* BEGIN Record excerpts *
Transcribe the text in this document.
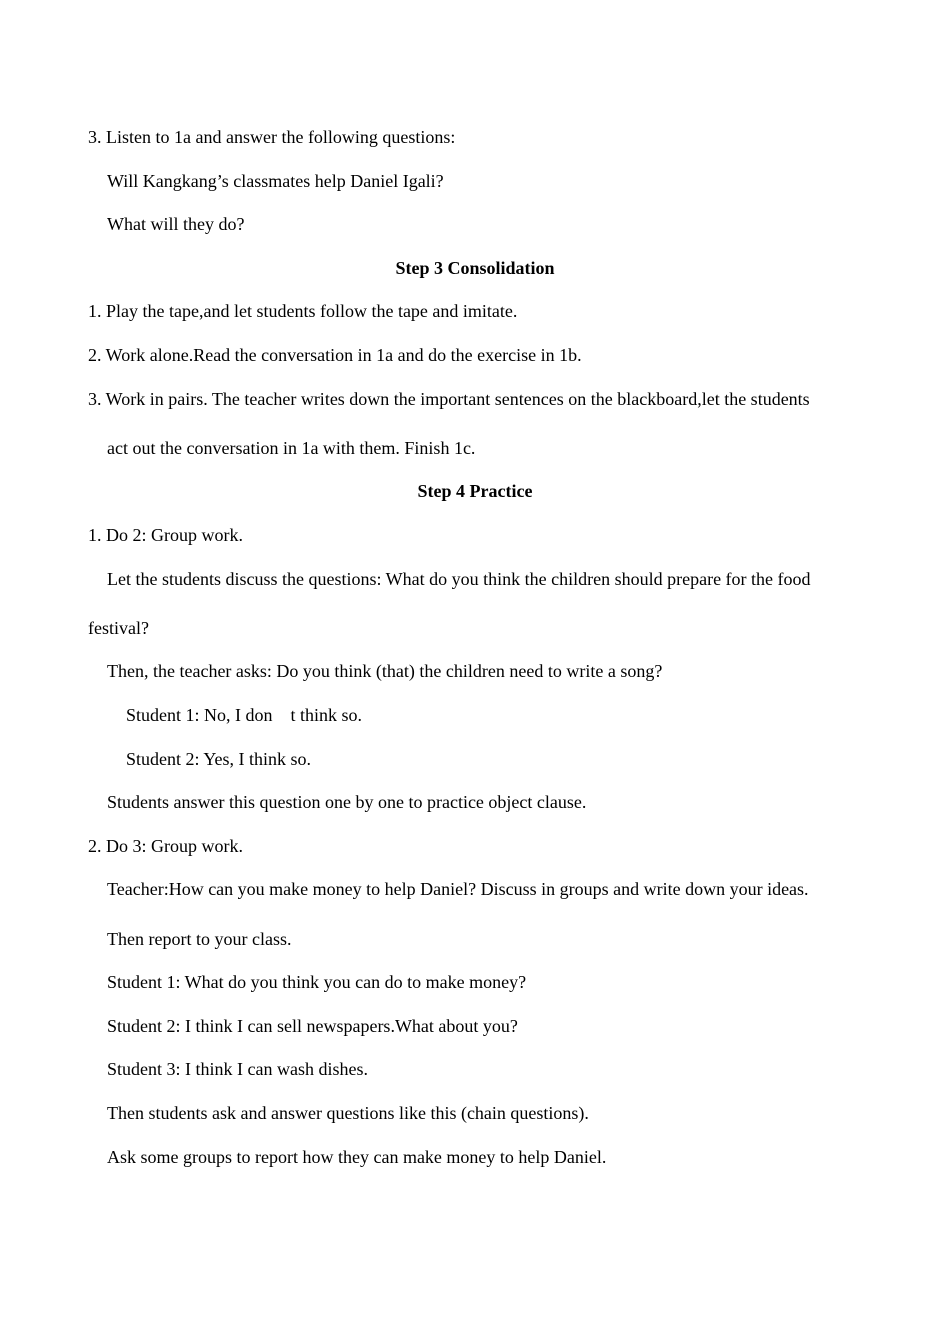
3. Listen to 1a and answer the following questions:
Will Kangkang’s classmates help Daniel Igali?
What will they do?
Step 3 Consolidation
1. Play the tape,and let students follow the tape and imitate.
2. Work alone.Read the conversation in 1a and do the exercise in 1b.
3. Work in pairs. The teacher writes down the important sentences on the blackboard,let the students
act out the conversation in 1a with them. Finish 1c.
Step 4 Practice
1. Do 2: Group work.
Let the students discuss the questions: What do you think the children should prepare for the food
festival?
Then, the teacher asks: Do you think (that) the children need to write a song?
Student 1: No, I don    t think so.
Student 2: Yes, I think so.
Students answer this question one by one to practice object clause.
2. Do 3: Group work.
Teacher:How can you make money to help Daniel? Discuss in groups and write down your ideas.
Then report to your class.
Student 1: What do you think you can do to make money?
Student 2: I think I can sell newspapers.What about you?
Student 3: I think I can wash dishes.
Then students ask and answer questions like this (chain questions).
Ask some groups to report how they can make money to help Daniel.
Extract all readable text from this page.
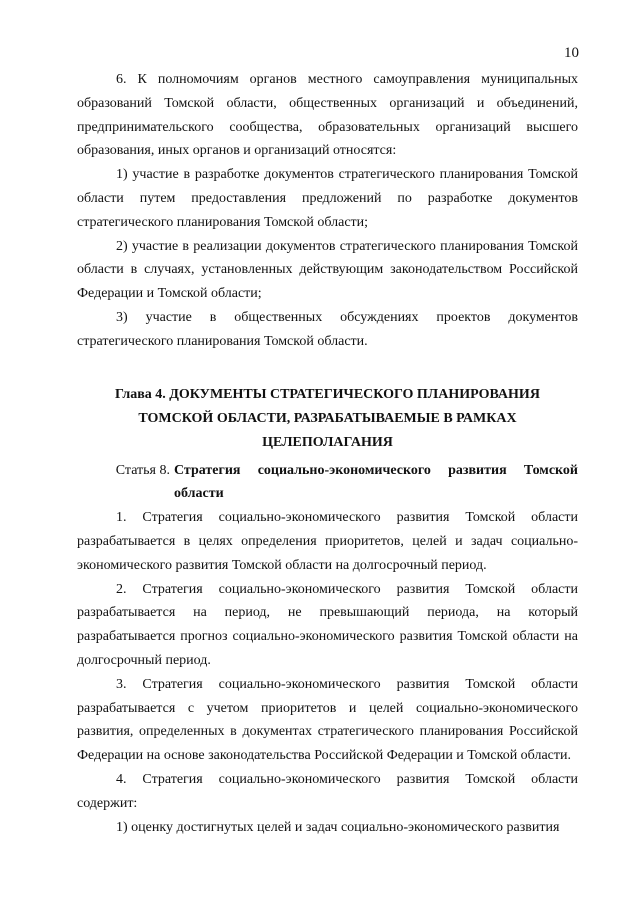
10

6. К полномочиям органов местного самоуправления муниципальных образований Томской области, общественных организаций и объединений, предпринимательского сообщества, образовательных организаций высшего образования, иных органов и организаций относятся:

1) участие в разработке документов стратегического планирования Томской области путем предоставления предложений по разработке документов стратегического планирования Томской области;

2) участие в реализации документов стратегического планирования Томской области в случаях, установленных действующим законодательством Российской Федерации и Томской области;

3) участие в общественных обсуждениях проектов документов стратегического планирования Томской области.

Глава 4. ДОКУМЕНТЫ СТРАТЕГИЧЕСКОГО ПЛАНИРОВАНИЯ
ТОМСКОЙ ОБЛАСТИ, РАЗРАБАТЫВАЕМЫЕ В РАМКАХ
ЦЕЛЕПОЛАГАНИЯ
Статья 8. Стратегия социально-экономического развития Томской
области

1. Стратегия социально-экономического развития Томской области разрабатывается в целях определения приоритетов, целей и задач социально-экономического развития Томской области на долгосрочный период.

2. Стратегия социально-экономического развития Томской области разрабатывается на период, не превышающий периода, на который разрабатывается прогноз социально-экономического развития Томской области на долгосрочный период.

3. Стратегия социально-экономического развития Томской области разрабатывается с учетом приоритетов и целей социально-экономического развития, определенных в документах стратегического планирования Российской Федерации на основе законодательства Российской Федерации и Томской области.

4. Стратегия социально-экономического развития Томской области содержит:

1) оценку достигнутых целей и задач социально-экономического развития
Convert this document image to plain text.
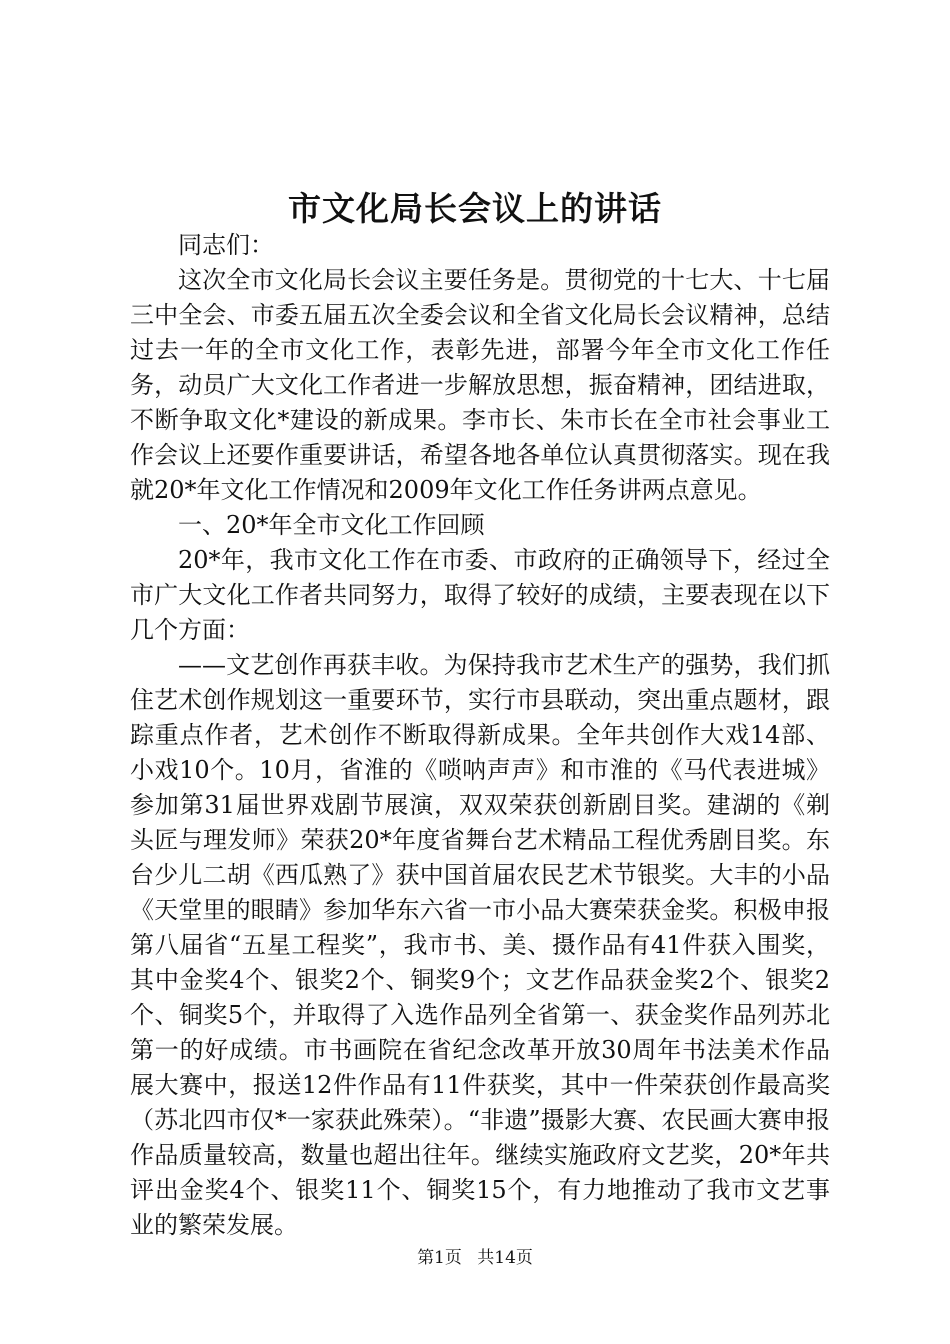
市文化局长会议上的讲话

同志们：

这次全市文化局长会议主要任务是。贯彻党的十七大、十七届三中全会、市委五届五次全委会议和全省文化局长会议精神，总结过去一年的全市文化工作，表彰先进，部署今年全市文化工作任务，动员广大文化工作者进一步解放思想，振奋精神，团结进取，不断争取文化*建设的新成果。李市长、朱市长在全市社会事业工作会议上还要作重要讲话，希望各地各单位认真贯彻落实。现在我就20*年文化工作情况和2009年文化工作任务讲两点意见。

一、20*年全市文化工作回顾

20*年，我市文化工作在市委、市政府的正确领导下，经过全市广大文化工作者共同努力，取得了较好的成绩，主要表现在以下几个方面：

——文艺创作再获丰收。为保持我市艺术生产的强势，我们抓住艺术创作规划这一重要环节，实行市县联动，突出重点题材，跟踪重点作者，艺术创作不断取得新成果。全年共创作大戏14部、小戏10个。10月，省淮的《唢呐声声》和市淮的《马代表进城》参加第31届世界戏剧节展演，双双荣获创新剧目奖。建湖的《剃头匠与理发师》荣获20*年度省舞台艺术精品工程优秀剧目奖。东台少儿二胡《西瓜熟了》获中国首届农民艺术节银奖。大丰的小品《天堂里的眼睛》参加华东六省一市小品大赛荣获金奖。积极申报第八届省“五星工程奖”，我市书、美、摄作品有41件获入围奖，其中金奖4个、银奖2个、铜奖9个；文艺作品获金奖2个、银奖2个、铜奖5个，并取得了入选作品列全省第一、获金奖作品列苏北第一的好成绩。市书画院在省纪念改革开放30周年书法美术作品展大赛中，报送12件作品有11件获奖，其中一件荣获创作最高奖（苏北四市仅*一家获此殊荣）。“非遗”摄影大赛、农民画大赛申报作品质量较高，数量也超出往年。继续实施政府文艺奖，20*年共评出金奖4个、银奖11个、铜奖15个，有力地推动了我市文艺事业的繁荣发展。

第1页 共14页
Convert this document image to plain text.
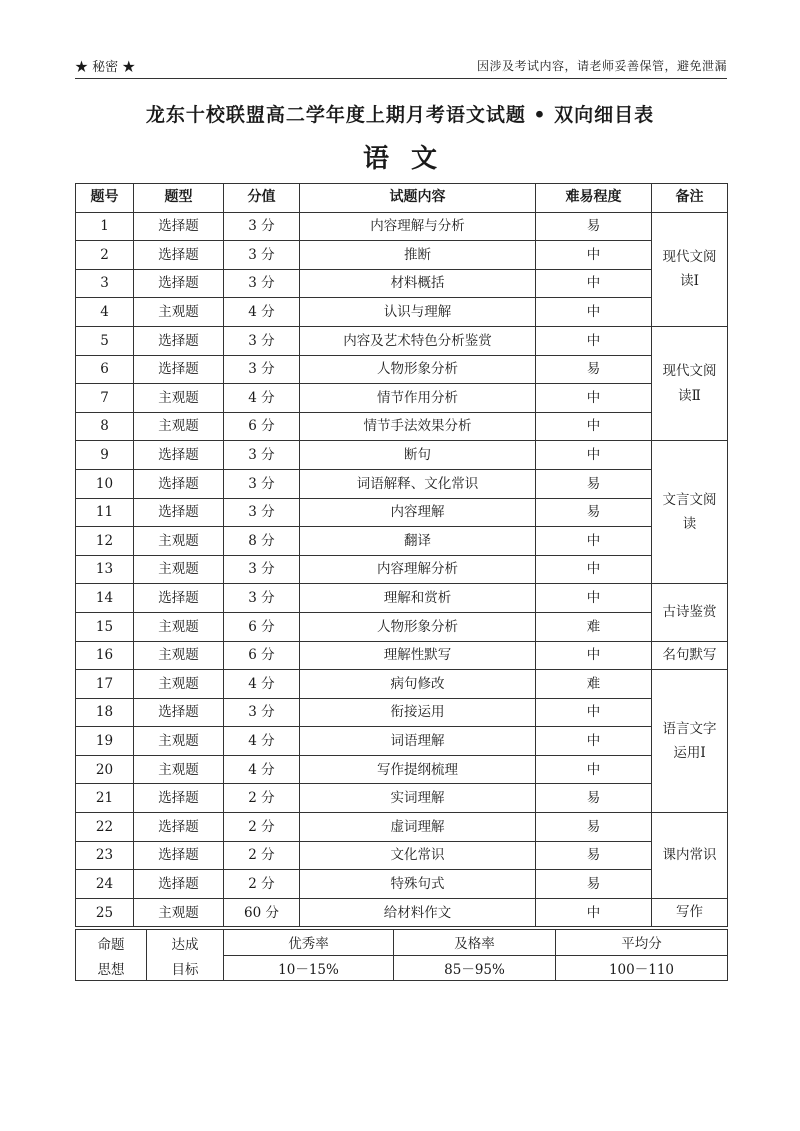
★ 秘密 ★	因涉及考试内容，请老师妥善保管，避免泄漏
龙东十校联盟高二学年度上期月考语文试题 • 双向细目表
语文
题号	题型	分值	试题内容	难易程度	备注
1	选择题	3 分	内容理解与分析	易	现代文阅读Ⅰ
2	选择题	3 分	推断	中	
3	选择题	3 分	材料概括	中	
4	主观题	4 分	认识与理解	中	
5	选择题	3 分	内容及艺术特色分析鉴赏	中	现代文阅读Ⅱ
6	选择题	3 分	人物形象分析	易	
7	主观题	4 分	情节作用分析	中	
8	主观题	6 分	情节手法效果分析	中	
9	选择题	3 分	断句	中	文言文阅读
10	选择题	3 分	词语解释、文化常识	易	
11	选择题	3 分	内容理解	易	
12	主观题	8 分	翻译	中	
13	主观题	3 分	内容理解分析	中	
14	选择题	3 分	理解和赏析	中	古诗鉴赏
15	主观题	6 分	人物形象分析	难	
16	主观题	6 分	理解性默写	中	名句默写
17	主观题	4 分	病句修改	难	语言文字运用Ⅰ
18	选择题	3 分	衔接运用	中	
19	主观题	4 分	词语理解	中	
20	主观题	4 分	写作提纲梳理	中	
21	选择题	2 分	实词理解	易	
22	选择题	2 分	虚词理解	易	课内常识
23	选择题	2 分	文化常识	易	
24	选择题	2 分	特殊句式	易	
25	主观题	60 分	给材料作文	中	写作
命题	达成	优秀率	及格率	平均分
思想	目标	10－15%	85－95%	100－110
* END Record excerpts *
▶ _Written request_
Repeat the listing in full and exactly. Do not include any images.

▶ _Response_
Transcribe the text in this document.
3. Listen to 1a and answer the following questions:
Will Kangkang’s classmates help Daniel Igali?
What will they do?
Step 3 Consolidation
1. Play the tape,and let students follow the tape and imitate.
2. Work alone.Read the conversation in 1a and do the exercise in 1b.
3. Work in pairs. The teacher writes down the important sentences on the blackboard,let the students
act out the conversation in 1a with them. Finish 1c.
Step 4 Practice
1. Do 2: Group work.
Let the students discuss the questions: What do you think the children should prepare for the food
festival?
Then, the teacher asks: Do you think (that) the children need to write a song?
Student 1: No, I don    t think so.
Student 2: Yes, I think so.
Students answer this question one by one to practice object clause.
2. Do 3: Group work.
Teacher:How can you make money to help Daniel? Discuss in groups and write down your ideas.
Then report to your class.
Student 1: What do you think you can do to make money?
Student 2: I think I can sell newspapers.What about you?
Student 3: I think I can wash dishes.
Then students ask and answer questions like this (chain questions).
Ask some groups to report how they can make money to help Daniel.
Extract all readable text from this page.
10

6. К полномочиям органов местного самоуправления муниципальных образований Томской области, общественных организаций и объединений, предпринимательского сообщества, образовательных организаций высшего образования, иных органов и организаций относятся:

1) участие в разработке документов стратегического планирования Томской области путем предоставления предложений по разработке документов стратегического планирования Томской области;

2) участие в реализации документов стратегического планирования Томской области в случаях, установленных действующим законодательством Российской Федерации и Томской области;

3) участие в общественных обсуждениях проектов документов стратегического планирования Томской области.

Глава 4. ДОКУМЕНТЫ СТРАТЕГИЧЕСКОГО ПЛАНИРОВАНИЯ
ТОМСКОЙ ОБЛАСТИ, РАЗРАБАТЫВАЕМЫЕ В РАМКАХ
ЦЕЛЕПОЛАГАНИЯ
Статья 8. Стратегия социально-экономического развития Томской
области

1. Стратегия социально-экономического развития Томской области разрабатывается в целях определения приоритетов, целей и задач социально-экономического развития Томской области на долгосрочный период.

2. Стратегия социально-экономического развития Томской области разрабатывается на период, не превышающий периода, на который разрабатывается прогноз социально-экономического развития Томской области на долгосрочный период.

3. Стратегия социально-экономического развития Томской области разрабатывается с учетом приоритетов и целей социально-экономического развития, определенных в документах стратегического планирования Российской Федерации на основе законодательства Российской Федерации и Томской области.

4. Стратегия социально-экономического развития Томской области содержит:

1) оценку достигнутых целей и задач социально-экономического развития
Convert this document image to plain text.
市文化局长会议上的讲话

同志们：

这次全市文化局长会议主要任务是。贯彻党的十七大、十七届三中全会、市委五届五次全委会议和全省文化局长会议精神，总结过去一年的全市文化工作，表彰先进，部署今年全市文化工作任务，动员广大文化工作者进一步解放思想，振奋精神，团结进取，不断争取文化*建设的新成果。李市长、朱市长在全市社会事业工作会议上还要作重要讲话，希望各地各单位认真贯彻落实。现在我就20*年文化工作情况和2009年文化工作任务讲两点意见。

一、20*年全市文化工作回顾

20*年，我市文化工作在市委、市政府的正确领导下，经过全市广大文化工作者共同努力，取得了较好的成绩，主要表现在以下几个方面：

——文艺创作再获丰收。为保持我市艺术生产的强势，我们抓住艺术创作规划这一重要环节，实行市县联动，突出重点题材，跟踪重点作者，艺术创作不断取得新成果。全年共创作大戏14部、小戏10个。10月，省淮的《唢呐声声》和市淮的《马代表进城》参加第31届世界戏剧节展演，双双荣获创新剧目奖。建湖的《剃头匠与理发师》荣获20*年度省舞台艺术精品工程优秀剧目奖。东台少儿二胡《西瓜熟了》获中国首届农民艺术节银奖。大丰的小品《天堂里的眼睛》参加华东六省一市小品大赛荣获金奖。积极申报第八届省“五星工程奖”，我市书、美、摄作品有41件获入围奖，其中金奖4个、银奖2个、铜奖9个；文艺作品获金奖2个、银奖2个、铜奖5个，并取得了入选作品列全省第一、获金奖作品列苏北第一的好成绩。市书画院在省纪念改革开放30周年书法美术作品展大赛中，报送12件作品有11件获奖，其中一件荣获创作最高奖（苏北四市仅*一家获此殊荣）。“非遗”摄影大赛、农民画大赛申报作品质量较高，数量也超出往年。继续实施政府文艺奖，20*年共评出金奖4个、银奖11个、铜奖15个，有力地推动了我市文艺事业的繁荣发展。

第1页 共14页
Convert this document image to plain text.
★ 秘密 ★	因涉及考试内容，请老师妥善保管，避免泄漏
龙东十校联盟高二学年度上期月考语文试题 • 双向细目表
语文
题号	题型	分值	试题内容	难易程度	备注
1	选择题	3 分	内容理解与分析	易	现代文阅读Ⅰ
2	选择题	3 分	推断	中	
3	选择题	3 分	材料概括	中	
4	主观题	4 分	认识与理解	中	
5	选择题	3 分	内容及艺术特色分析鉴赏	中	现代文阅读Ⅱ
6	选择题	3 分	人物形象分析	易	
7	主观题	4 分	情节作用分析	中	
8	主观题	6 分	情节手法效果分析	中	
9	选择题	3 分	断句	中	文言文阅读
10	选择题	3 分	词语解释、文化常识	易	
11	选择题	3 分	内容理解	易	
12	主观题	8 分	翻译	中	
13	主观题	3 分	内容理解分析	中	
14	选择题	3 分	理解和赏析	中	古诗鉴赏
15	主观题	6 分	人物形象分析	难	
16	主观题	6 分	理解性默写	中	名句默写
17	主观题	4 分	病句修改	难	语言文字运用Ⅰ
18	选择题	3 分	衔接运用	中	
19	主观题	4 分	词语理解	中	
20	主观题	4 分	写作提纲梳理	中	
21	选择题	2 分	实词理解	易	
22	选择题	2 分	虚词理解	易	课内常识
23	选择题	2 分	文化常识	易	
24	选择题	2 分	特殊句式	易	
25	主观题	60 分	给材料作文	中	写作
命题	达成	优秀率	及格率	平均分
思想	目标	10－15%	85－95%	100－110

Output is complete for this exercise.